Exercise input:

....

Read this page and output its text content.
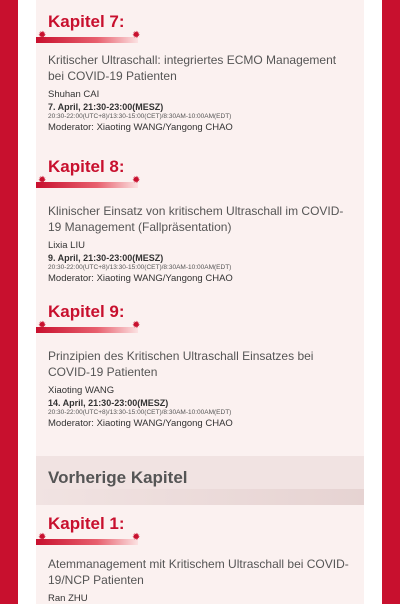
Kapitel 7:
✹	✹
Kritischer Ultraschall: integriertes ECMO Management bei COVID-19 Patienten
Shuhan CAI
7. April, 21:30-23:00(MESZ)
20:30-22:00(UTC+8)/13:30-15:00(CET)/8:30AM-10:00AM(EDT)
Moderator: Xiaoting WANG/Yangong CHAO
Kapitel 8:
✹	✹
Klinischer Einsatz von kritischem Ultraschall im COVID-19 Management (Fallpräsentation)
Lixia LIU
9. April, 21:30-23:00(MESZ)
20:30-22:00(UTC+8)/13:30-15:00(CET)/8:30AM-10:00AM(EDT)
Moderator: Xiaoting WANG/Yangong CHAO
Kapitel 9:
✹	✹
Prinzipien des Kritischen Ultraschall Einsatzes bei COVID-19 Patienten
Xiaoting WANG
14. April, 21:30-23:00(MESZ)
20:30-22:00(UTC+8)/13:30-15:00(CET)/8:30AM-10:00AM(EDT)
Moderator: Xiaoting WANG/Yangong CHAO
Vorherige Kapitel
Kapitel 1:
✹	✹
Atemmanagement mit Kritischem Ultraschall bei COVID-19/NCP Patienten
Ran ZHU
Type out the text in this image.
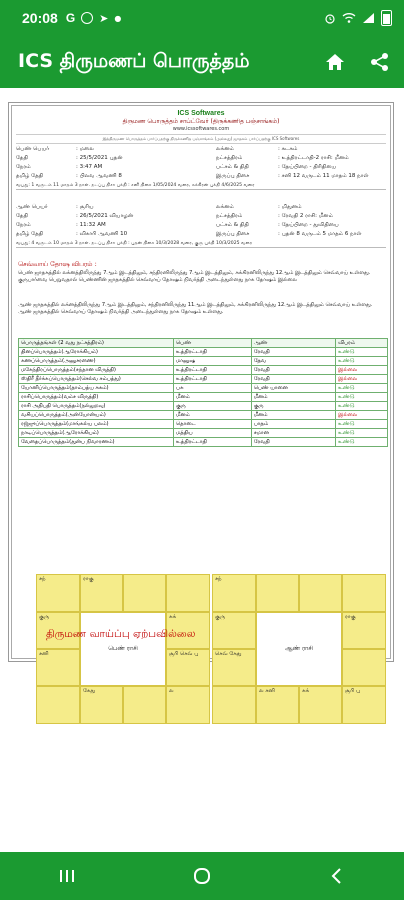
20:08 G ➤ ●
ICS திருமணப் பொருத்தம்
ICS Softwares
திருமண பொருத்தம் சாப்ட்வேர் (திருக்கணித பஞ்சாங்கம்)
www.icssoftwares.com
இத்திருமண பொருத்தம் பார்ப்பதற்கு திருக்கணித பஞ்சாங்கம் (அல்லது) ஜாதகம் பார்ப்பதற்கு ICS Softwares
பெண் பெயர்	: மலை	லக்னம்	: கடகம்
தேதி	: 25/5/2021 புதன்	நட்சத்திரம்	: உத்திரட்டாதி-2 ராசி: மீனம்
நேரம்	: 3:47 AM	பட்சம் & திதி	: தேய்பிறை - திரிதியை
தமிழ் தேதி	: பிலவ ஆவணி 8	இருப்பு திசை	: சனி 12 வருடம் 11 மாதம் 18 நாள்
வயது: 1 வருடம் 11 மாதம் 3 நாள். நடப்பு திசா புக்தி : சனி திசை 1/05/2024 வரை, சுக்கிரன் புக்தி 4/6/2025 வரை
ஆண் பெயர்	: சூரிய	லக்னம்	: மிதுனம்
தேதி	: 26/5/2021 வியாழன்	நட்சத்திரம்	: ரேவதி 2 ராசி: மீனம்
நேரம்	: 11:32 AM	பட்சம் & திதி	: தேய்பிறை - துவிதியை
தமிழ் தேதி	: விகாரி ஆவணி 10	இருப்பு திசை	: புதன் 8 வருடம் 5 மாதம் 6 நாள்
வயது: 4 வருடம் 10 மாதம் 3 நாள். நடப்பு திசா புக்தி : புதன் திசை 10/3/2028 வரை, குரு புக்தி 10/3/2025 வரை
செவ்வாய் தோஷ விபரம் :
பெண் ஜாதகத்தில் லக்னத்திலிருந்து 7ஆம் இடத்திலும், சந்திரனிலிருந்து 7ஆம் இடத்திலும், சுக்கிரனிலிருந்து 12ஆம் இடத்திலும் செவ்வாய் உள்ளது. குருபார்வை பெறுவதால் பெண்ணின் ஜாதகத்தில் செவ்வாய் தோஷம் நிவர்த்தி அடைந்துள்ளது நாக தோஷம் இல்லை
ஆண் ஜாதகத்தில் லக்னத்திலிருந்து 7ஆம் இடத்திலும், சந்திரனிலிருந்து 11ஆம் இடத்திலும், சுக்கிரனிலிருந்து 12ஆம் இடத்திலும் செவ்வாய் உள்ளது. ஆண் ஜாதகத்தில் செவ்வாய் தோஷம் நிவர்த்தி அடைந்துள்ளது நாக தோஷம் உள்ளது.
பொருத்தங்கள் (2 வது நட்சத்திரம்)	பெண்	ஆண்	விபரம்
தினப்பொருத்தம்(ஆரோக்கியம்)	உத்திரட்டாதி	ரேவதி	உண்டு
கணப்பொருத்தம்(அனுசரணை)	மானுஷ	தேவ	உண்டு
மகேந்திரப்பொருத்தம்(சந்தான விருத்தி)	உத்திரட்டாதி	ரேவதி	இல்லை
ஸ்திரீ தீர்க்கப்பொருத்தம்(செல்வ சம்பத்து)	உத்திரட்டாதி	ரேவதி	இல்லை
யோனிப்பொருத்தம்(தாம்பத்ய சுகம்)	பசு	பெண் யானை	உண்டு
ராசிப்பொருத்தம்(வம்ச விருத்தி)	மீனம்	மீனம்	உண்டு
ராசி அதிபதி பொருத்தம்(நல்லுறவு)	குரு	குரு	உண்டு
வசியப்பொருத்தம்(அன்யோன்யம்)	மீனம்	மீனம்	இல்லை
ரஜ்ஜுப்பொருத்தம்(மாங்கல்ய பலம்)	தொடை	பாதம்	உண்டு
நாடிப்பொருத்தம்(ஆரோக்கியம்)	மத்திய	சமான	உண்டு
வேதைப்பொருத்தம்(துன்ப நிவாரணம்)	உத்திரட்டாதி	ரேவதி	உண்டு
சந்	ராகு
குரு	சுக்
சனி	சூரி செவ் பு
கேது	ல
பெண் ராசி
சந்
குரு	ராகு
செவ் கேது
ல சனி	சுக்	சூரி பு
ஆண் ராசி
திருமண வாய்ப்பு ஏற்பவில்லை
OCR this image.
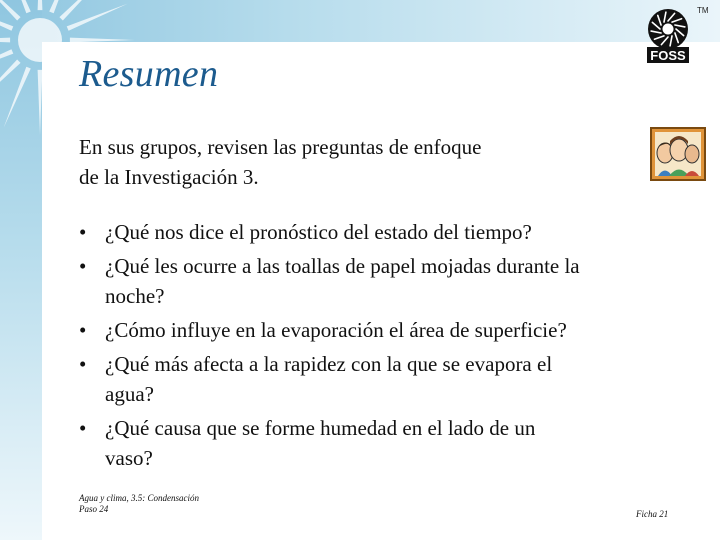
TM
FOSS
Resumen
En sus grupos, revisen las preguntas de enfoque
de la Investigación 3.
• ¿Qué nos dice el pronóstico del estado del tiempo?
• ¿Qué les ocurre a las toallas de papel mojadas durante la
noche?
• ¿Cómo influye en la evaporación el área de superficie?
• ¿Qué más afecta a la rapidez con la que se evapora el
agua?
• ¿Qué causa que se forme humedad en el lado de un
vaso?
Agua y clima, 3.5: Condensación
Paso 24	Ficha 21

....

Exercise prompt: Extract all lines containing the word "Patienten".

Solution to the problem:
Kritischer Ultraschall: integriertes ECMO Management bei COVID-19 Patienten
Prinzipien des Kritischen Ultraschall Einsatzes bei COVID-19 Patienten
Atemmanagement mit Kritischem Ultraschall bei COVID-19/NCP Patienten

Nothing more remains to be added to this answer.